Data entries for graphics
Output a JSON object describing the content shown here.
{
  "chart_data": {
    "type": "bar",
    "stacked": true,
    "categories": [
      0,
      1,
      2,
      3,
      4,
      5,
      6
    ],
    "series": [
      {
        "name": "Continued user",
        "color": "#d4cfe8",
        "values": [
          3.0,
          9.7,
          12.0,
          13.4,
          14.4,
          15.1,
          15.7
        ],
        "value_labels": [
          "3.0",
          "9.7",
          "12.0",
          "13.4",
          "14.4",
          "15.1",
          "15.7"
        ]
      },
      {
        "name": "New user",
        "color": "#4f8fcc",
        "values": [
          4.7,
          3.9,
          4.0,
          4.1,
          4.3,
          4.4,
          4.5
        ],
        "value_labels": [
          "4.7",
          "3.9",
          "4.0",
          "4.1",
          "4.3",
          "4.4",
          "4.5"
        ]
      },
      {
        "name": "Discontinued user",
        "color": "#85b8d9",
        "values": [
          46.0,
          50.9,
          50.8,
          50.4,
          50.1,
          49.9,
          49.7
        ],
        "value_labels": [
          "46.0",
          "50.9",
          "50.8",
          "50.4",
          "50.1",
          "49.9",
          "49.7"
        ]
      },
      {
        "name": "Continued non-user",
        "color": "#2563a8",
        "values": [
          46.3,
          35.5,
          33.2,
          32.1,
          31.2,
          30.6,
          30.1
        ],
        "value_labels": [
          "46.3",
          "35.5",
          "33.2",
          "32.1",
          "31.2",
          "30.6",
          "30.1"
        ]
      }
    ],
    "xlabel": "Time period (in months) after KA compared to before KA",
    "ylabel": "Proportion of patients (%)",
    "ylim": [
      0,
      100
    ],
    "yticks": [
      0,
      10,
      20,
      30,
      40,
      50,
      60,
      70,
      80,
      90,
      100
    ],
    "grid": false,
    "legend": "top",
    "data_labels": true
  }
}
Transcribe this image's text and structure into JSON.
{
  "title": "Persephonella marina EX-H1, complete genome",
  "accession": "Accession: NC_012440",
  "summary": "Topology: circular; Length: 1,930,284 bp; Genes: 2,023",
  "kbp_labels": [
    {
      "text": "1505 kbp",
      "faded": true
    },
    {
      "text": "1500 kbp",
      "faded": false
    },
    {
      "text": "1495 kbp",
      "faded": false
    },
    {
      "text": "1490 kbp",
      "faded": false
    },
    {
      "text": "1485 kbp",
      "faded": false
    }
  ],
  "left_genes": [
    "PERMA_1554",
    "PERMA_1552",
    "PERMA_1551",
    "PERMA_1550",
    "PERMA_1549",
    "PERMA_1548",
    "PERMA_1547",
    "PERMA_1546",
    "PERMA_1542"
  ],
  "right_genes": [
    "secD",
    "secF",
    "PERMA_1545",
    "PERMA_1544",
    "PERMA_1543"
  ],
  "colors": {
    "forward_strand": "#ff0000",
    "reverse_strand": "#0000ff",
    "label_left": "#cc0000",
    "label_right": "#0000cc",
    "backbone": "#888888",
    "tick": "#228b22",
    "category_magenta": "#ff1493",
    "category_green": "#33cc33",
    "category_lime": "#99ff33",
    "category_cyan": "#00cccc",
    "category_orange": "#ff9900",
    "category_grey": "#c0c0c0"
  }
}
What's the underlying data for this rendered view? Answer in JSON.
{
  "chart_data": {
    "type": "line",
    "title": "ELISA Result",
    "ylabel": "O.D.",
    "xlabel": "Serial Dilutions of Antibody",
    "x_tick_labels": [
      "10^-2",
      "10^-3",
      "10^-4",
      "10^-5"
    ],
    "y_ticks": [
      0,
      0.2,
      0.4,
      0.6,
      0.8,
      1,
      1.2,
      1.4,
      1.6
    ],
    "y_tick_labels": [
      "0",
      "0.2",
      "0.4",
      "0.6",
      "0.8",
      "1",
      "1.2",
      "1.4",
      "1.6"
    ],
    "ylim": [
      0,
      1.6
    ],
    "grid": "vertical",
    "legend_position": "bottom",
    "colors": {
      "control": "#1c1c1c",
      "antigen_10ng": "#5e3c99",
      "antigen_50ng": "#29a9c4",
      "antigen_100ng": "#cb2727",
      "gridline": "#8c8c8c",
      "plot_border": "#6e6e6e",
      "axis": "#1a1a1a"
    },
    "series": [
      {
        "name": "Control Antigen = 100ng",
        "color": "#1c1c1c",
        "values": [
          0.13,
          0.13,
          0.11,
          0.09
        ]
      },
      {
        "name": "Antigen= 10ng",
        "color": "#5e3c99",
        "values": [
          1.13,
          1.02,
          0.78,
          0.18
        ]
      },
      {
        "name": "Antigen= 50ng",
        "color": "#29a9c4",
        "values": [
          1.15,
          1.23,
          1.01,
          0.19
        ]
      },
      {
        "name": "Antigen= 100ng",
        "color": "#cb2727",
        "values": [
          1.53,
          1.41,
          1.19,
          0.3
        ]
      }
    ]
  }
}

---

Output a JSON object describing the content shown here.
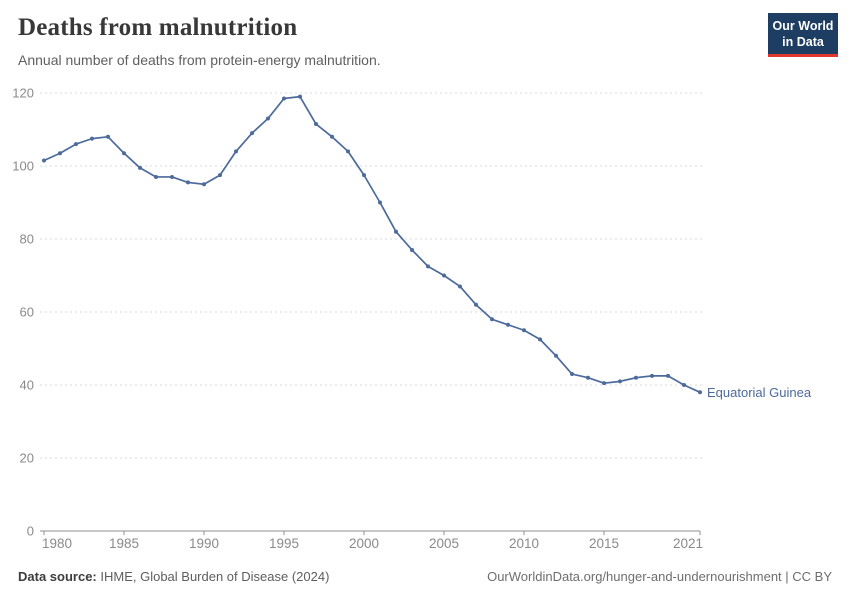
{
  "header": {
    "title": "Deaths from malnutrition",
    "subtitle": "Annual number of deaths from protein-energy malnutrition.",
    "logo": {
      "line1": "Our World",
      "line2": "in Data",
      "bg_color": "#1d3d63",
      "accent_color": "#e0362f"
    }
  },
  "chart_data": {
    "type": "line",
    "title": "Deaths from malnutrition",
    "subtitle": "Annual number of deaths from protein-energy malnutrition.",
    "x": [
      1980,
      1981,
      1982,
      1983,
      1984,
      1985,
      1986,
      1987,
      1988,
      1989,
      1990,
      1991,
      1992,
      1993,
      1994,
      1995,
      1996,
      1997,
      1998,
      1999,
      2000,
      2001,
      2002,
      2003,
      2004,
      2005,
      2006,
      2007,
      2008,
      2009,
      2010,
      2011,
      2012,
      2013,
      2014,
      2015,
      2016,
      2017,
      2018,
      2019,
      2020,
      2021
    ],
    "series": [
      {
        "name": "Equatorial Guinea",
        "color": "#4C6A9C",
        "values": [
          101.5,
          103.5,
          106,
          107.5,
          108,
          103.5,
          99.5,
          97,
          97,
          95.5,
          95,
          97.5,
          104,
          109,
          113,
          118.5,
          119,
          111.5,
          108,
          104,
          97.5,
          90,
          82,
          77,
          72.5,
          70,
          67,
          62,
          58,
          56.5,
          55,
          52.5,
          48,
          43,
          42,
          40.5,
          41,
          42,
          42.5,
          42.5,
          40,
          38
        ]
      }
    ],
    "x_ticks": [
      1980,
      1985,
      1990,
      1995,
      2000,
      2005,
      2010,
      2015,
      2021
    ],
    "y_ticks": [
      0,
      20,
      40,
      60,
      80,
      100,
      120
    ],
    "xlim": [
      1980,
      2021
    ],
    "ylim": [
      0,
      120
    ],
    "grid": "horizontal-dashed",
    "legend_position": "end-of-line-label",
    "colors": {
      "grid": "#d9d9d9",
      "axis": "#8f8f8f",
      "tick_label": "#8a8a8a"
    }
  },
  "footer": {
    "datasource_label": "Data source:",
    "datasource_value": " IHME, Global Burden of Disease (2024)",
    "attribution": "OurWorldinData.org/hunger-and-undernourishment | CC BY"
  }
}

> Assignment: Take every line above carrying "JSON" and return it.

> Response area:
Output a JSON object describing the content shown here.
Transcribe this image's text and structure into JSON.
What's the underlying data for this rendered view? Answer in JSON.
Output a JSON object describing the content shown here.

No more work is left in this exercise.